[start Supplied entries]

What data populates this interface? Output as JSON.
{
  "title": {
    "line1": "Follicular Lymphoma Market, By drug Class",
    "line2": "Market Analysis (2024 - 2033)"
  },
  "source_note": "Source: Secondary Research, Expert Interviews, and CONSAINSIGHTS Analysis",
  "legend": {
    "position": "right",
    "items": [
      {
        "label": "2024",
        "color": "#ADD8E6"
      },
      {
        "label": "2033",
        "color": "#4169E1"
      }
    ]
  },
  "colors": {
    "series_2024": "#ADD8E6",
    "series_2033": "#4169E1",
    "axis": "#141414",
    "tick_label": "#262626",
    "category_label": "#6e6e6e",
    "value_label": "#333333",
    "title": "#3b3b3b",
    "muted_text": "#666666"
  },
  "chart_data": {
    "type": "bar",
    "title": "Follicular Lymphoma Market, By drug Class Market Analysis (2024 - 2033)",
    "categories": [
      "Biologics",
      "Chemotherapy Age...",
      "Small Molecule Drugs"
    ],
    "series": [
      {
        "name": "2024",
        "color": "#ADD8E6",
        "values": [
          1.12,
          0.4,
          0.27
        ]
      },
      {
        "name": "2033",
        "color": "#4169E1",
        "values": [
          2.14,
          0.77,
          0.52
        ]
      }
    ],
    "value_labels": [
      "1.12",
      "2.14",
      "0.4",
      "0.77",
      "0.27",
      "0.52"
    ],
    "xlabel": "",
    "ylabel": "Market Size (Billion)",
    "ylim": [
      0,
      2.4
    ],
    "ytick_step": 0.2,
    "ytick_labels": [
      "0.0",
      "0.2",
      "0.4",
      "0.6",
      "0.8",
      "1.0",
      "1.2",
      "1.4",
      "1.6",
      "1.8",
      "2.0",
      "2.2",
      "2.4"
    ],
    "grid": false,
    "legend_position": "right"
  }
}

[end Supplied entries]

**Problem to work on**
Extract each entry in full, exactly as given.

**Answer in full**
What data populates this interface? Output as JSON.
{
  "title": {
    "line1": "Follicular Lymphoma Market, By drug Class",
    "line2": "Market Analysis (2024 - 2033)"
  },
  "source_note": "Source: Secondary Research, Expert Interviews, and CONSAINSIGHTS Analysis",
  "legend": {
    "position": "right",
    "items": [
      {
        "label": "2024",
        "color": "#ADD8E6"
      },
      {
        "label": "2033",
        "color": "#4169E1"
      }
    ]
  },
  "colors": {
    "series_2024": "#ADD8E6",
    "series_2033": "#4169E1",
    "axis": "#141414",
    "tick_label": "#262626",
    "category_label": "#6e6e6e",
    "value_label": "#333333",
    "title": "#3b3b3b",
    "muted_text": "#666666"
  },
  "chart_data": {
    "type": "bar",
    "title": "Follicular Lymphoma Market, By drug Class Market Analysis (2024 - 2033)",
    "categories": [
      "Biologics",
      "Chemotherapy Age...",
      "Small Molecule Drugs"
    ],
    "series": [
      {
        "name": "2024",
        "color": "#ADD8E6",
        "values": [
          1.12,
          0.4,
          0.27
        ]
      },
      {
        "name": "2033",
        "color": "#4169E1",
        "values": [
          2.14,
          0.77,
          0.52
        ]
      }
    ],
    "value_labels": [
      "1.12",
      "2.14",
      "0.4",
      "0.77",
      "0.27",
      "0.52"
    ],
    "xlabel": "",
    "ylabel": "Market Size (Billion)",
    "ylim": [
      0,
      2.4
    ],
    "ytick_step": 0.2,
    "ytick_labels": [
      "0.0",
      "0.2",
      "0.4",
      "0.6",
      "0.8",
      "1.0",
      "1.2",
      "1.4",
      "1.6",
      "1.8",
      "2.0",
      "2.2",
      "2.4"
    ],
    "grid": false,
    "legend_position": "right"
  }
}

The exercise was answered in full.